TEXTO FORNECIDO:
+ + +

O que a microbiota intestinal tem a ver com distúrbios neurológicos?
Revisão feita por pesquisadores da Unifesp inclui doenças como Alzheimer e Parkinson e transtornos psiquiátricos como depressão e ansiedade
Há trilhões de microrganismos, incluindo bactérias, fungos e vírus, no interior do trato gastrointestinal – conjunto que leva o nome de microbiota. É quase o mesmo número de células em um corpo humano. Mas somente de 10% a 20% das bactérias do intestino são iguais às de outros indivíduos.
Os microbiomas diferem imensamente de pessoa para pessoa, já que dependem da dieta, estilo de vida e outros fatores. E influenciam em tudo: saúde, apetite, peso e humor. Isso porque a interação entre a microbiota e o cérebro, seja de forma direta ou indireta, é tamanha, que para alguns pesquisadores é como um “segundo cérebro”, e assim sendo, pode interferir na nossa saúde cognitiva.

+ + +

DADOS PARA REVISÃO:
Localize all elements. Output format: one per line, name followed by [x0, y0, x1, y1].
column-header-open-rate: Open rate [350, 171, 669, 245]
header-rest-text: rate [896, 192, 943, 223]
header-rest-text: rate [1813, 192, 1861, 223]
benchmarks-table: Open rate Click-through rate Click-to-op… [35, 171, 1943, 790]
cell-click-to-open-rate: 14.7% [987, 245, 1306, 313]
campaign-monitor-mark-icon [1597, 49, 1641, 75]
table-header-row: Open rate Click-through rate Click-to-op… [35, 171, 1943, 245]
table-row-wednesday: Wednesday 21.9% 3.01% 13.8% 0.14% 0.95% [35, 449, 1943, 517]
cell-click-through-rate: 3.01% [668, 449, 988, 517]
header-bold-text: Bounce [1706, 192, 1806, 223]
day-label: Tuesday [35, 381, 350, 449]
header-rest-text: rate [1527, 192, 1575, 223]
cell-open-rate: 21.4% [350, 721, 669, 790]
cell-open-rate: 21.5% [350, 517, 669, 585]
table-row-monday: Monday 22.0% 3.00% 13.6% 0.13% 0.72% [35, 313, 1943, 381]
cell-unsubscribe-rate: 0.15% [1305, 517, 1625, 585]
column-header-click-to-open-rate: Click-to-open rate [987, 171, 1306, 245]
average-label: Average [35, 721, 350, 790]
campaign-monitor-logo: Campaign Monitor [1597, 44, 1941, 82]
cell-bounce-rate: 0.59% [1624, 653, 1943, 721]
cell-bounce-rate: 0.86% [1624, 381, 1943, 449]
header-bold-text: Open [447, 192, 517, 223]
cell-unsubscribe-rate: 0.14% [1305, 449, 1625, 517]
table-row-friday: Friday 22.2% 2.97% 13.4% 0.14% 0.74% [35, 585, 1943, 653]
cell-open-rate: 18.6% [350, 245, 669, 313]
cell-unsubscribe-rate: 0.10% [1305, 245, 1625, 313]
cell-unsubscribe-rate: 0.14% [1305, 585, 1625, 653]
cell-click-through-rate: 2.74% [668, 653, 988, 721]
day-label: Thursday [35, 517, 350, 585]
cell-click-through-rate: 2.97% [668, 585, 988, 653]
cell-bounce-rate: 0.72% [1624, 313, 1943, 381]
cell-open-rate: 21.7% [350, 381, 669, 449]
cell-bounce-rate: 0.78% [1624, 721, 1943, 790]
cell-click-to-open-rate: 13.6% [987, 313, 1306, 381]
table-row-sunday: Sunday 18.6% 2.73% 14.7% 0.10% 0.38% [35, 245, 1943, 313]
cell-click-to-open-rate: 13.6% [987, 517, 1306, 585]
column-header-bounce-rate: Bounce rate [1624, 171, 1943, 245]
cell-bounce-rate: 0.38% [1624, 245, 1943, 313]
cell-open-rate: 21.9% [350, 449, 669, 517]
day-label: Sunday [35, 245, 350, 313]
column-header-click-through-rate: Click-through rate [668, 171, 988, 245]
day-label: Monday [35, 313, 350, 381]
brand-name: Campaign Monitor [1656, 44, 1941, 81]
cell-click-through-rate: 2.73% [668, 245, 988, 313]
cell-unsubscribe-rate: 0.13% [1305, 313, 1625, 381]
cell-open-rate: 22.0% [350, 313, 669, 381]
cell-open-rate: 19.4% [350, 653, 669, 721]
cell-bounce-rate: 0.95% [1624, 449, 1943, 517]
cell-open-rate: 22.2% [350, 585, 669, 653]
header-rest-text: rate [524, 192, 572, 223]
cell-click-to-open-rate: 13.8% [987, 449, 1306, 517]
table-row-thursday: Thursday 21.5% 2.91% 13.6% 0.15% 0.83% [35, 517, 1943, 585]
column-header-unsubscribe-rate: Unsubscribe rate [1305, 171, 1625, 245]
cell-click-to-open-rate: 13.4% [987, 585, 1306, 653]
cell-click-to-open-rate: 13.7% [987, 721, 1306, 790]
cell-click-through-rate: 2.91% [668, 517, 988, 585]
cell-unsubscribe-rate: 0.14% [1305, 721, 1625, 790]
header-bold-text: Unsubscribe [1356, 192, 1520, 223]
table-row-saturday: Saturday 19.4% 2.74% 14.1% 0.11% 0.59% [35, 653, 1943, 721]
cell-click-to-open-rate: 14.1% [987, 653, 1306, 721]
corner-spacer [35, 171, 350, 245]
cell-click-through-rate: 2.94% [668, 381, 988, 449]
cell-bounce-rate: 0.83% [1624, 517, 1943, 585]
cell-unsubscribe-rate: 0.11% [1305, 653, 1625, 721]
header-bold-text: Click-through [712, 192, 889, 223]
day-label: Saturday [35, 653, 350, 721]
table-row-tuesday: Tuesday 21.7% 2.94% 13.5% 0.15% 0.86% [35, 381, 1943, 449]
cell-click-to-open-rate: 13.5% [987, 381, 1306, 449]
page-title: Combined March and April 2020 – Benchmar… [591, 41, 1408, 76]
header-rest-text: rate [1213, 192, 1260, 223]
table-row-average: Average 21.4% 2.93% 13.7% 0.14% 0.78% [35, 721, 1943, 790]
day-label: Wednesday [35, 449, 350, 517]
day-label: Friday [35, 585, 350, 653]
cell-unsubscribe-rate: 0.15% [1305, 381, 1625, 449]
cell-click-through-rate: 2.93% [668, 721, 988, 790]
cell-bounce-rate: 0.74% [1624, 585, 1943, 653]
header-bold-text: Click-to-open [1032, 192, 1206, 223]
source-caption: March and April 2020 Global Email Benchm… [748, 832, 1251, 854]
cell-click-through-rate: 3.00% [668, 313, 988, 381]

+ + +

ENUNCIADO 1:
No texto sobre a microbiota intestinal, qual porcentagem das bactérias do intestino é igual às de outros indivíduos?
ENUNCIADO 2:
Continue, por favor, o texto sobre a microbiota intestinal a partir da última frase.

RESPOSTA DO EXERCÍCIO 1:
De 10% a 20%.

RESPOSTA DO EXERCÍCIO 2:
Uma revisão recente de pesquisadores da Universidade Federal de São Paulo (Unifesp), publicada em agosto na revista Arquivos de Neuro-Psiquiatria, da Academia Brasileira de Neurologia (ABN), agrupa diversos estudos que mostram a importância da microbiota intestinal na prevenção e tratamento de distúrbios neurológicos e psiquiátricos.
“Compreender a importância de diagnosticar, prevenir e tratar a disbiose é fundamental já que o desequilíbrio microbiano intestinal é um fator de risco significativo para esses distúrbios”, explica Maria Fernanda Naufel, uma das autoras do artigo e pós-doutoranda em Nutrição pela Unifesp.
Doenças degenerativas, epilepsia, distúrbios do sono e de humor são apontados na análise como influenciáveis. A infecção da microbiota intestinal pelo protozoário Toxoplasma gondii, por exemplo, parece causar alterações importantes na composição intestinal, que estão associadas a um fator de risco para o aparecimento de esquizofrenia e transtorno bipolar.
Já o Alzheimer, doença degenerativa, é associada ao mau funcionamento de vários neurotransmissores, como acetilcolina, dopamina, GABA, serotonina, glutamato e norepinefrina, neurotransmissores que dependem de bactérias como E. coli, Bacteroides, Eubacterium e Bifidobacterium, todas encontradas no intestino. Por isso, vários estudos relatam disbiose em pacientes com Alzheimer.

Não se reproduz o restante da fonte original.